Objective: Write every line of the material out exactly as shown.
::: Material provided
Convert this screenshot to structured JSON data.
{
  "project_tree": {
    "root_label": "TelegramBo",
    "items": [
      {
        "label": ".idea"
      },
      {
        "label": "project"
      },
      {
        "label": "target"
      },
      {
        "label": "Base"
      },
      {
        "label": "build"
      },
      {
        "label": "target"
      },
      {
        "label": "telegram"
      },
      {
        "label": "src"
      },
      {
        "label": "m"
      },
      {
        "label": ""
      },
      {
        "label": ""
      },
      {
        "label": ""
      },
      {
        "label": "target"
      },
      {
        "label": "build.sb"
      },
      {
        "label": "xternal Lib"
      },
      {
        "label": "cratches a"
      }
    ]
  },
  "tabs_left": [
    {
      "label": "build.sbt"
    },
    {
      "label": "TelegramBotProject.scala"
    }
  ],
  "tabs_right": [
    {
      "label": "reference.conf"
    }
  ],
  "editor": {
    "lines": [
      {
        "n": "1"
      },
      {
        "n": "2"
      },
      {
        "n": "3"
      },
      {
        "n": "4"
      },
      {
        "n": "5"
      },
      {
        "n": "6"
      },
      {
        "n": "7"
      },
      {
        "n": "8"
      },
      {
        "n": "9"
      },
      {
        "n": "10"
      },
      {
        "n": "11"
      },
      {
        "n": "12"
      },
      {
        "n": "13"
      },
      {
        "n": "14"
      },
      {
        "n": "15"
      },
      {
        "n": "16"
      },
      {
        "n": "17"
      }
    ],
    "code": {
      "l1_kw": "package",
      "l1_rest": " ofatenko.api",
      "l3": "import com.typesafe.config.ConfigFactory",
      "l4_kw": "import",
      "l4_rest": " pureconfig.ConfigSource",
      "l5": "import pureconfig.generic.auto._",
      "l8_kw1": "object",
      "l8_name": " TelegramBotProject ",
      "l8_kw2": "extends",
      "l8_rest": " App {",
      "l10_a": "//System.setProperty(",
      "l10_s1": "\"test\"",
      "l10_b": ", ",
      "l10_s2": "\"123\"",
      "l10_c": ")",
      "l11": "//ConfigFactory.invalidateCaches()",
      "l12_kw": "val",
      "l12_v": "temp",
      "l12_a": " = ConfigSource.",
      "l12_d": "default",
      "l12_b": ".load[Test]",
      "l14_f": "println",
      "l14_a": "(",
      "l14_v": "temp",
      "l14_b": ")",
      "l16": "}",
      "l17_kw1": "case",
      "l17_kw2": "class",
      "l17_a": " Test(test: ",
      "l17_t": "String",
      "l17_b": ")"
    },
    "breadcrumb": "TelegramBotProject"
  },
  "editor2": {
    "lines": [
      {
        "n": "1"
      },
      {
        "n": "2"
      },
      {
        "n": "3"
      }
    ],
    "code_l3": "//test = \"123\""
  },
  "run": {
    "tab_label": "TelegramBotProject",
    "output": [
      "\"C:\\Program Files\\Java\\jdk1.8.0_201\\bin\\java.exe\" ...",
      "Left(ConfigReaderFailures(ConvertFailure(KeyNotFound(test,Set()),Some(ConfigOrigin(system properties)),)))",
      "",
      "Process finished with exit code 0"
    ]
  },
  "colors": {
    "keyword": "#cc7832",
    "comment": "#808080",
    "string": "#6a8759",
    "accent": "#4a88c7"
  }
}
::::::
The response:
Convert this screenshot to structured JSON data.
{
  "project_tree": {
    "root_label": "TelegramBo",
    "items": [
      {
        "label": ".idea"
      },
      {
        "label": "project"
      },
      {
        "label": "target"
      },
      {
        "label": "Base"
      },
      {
        "label": "build"
      },
      {
        "label": "target"
      },
      {
        "label": "telegram"
      },
      {
        "label": "src"
      },
      {
        "label": "m"
      },
      {
        "label": ""
      },
      {
        "label": ""
      },
      {
        "label": ""
      },
      {
        "label": "target"
      },
      {
        "label": "build.sb"
      },
      {
        "label": "xternal Lib"
      },
      {
        "label": "cratches a"
      }
    ]
  },
  "tabs_left": [
    {
      "label": "build.sbt"
    },
    {
      "label": "TelegramBotProject.scala"
    }
  ],
  "tabs_right": [
    {
      "label": "reference.conf"
    }
  ],
  "editor": {
    "lines": [
      {
        "n": "1"
      },
      {
        "n": "2"
      },
      {
        "n": "3"
      },
      {
        "n": "4"
      },
      {
        "n": "5"
      },
      {
        "n": "6"
      },
      {
        "n": "7"
      },
      {
        "n": "8"
      },
      {
        "n": "9"
      },
      {
        "n": "10"
      },
      {
        "n": "11"
      },
      {
        "n": "12"
      },
      {
        "n": "13"
      },
      {
        "n": "14"
      },
      {
        "n": "15"
      },
      {
        "n": "16"
      },
      {
        "n": "17"
      }
    ],
    "code": {
      "l1_kw": "package",
      "l1_rest": " ofatenko.api",
      "l3": "import com.typesafe.config.ConfigFactory",
      "l4_kw": "import",
      "l4_rest": " pureconfig.ConfigSource",
      "l5": "import pureconfig.generic.auto._",
      "l8_kw1": "object",
      "l8_name": " TelegramBotProject ",
      "l8_kw2": "extends",
      "l8_rest": " App {",
      "l10_a": "//System.setProperty(",
      "l10_s1": "\"test\"",
      "l10_b": ", ",
      "l10_s2": "\"123\"",
      "l10_c": ")",
      "l11": "//ConfigFactory.invalidateCaches()",
      "l12_kw": "val",
      "l12_v": "temp",
      "l12_a": " = ConfigSource.",
      "l12_d": "default",
      "l12_b": ".load[Test]",
      "l14_f": "println",
      "l14_a": "(",
      "l14_v": "temp",
      "l14_b": ")",
      "l16": "}",
      "l17_kw1": "case",
      "l17_kw2": "class",
      "l17_a": " Test(test: ",
      "l17_t": "String",
      "l17_b": ")"
    },
    "breadcrumb": "TelegramBotProject"
  },
  "editor2": {
    "lines": [
      {
        "n": "1"
      },
      {
        "n": "2"
      },
      {
        "n": "3"
      }
    ],
    "code_l3": "//test = \"123\""
  },
  "run": {
    "tab_label": "TelegramBotProject",
    "output": [
      "\"C:\\Program Files\\Java\\jdk1.8.0_201\\bin\\java.exe\" ...",
      "Left(ConfigReaderFailures(ConvertFailure(KeyNotFound(test,Set()),Some(ConfigOrigin(system properties)),)))",
      "",
      "Process finished with exit code 0"
    ]
  },
  "colors": {
    "keyword": "#cc7832",
    "comment": "#808080",
    "string": "#6a8759",
    "accent": "#4a88c7"
  }
}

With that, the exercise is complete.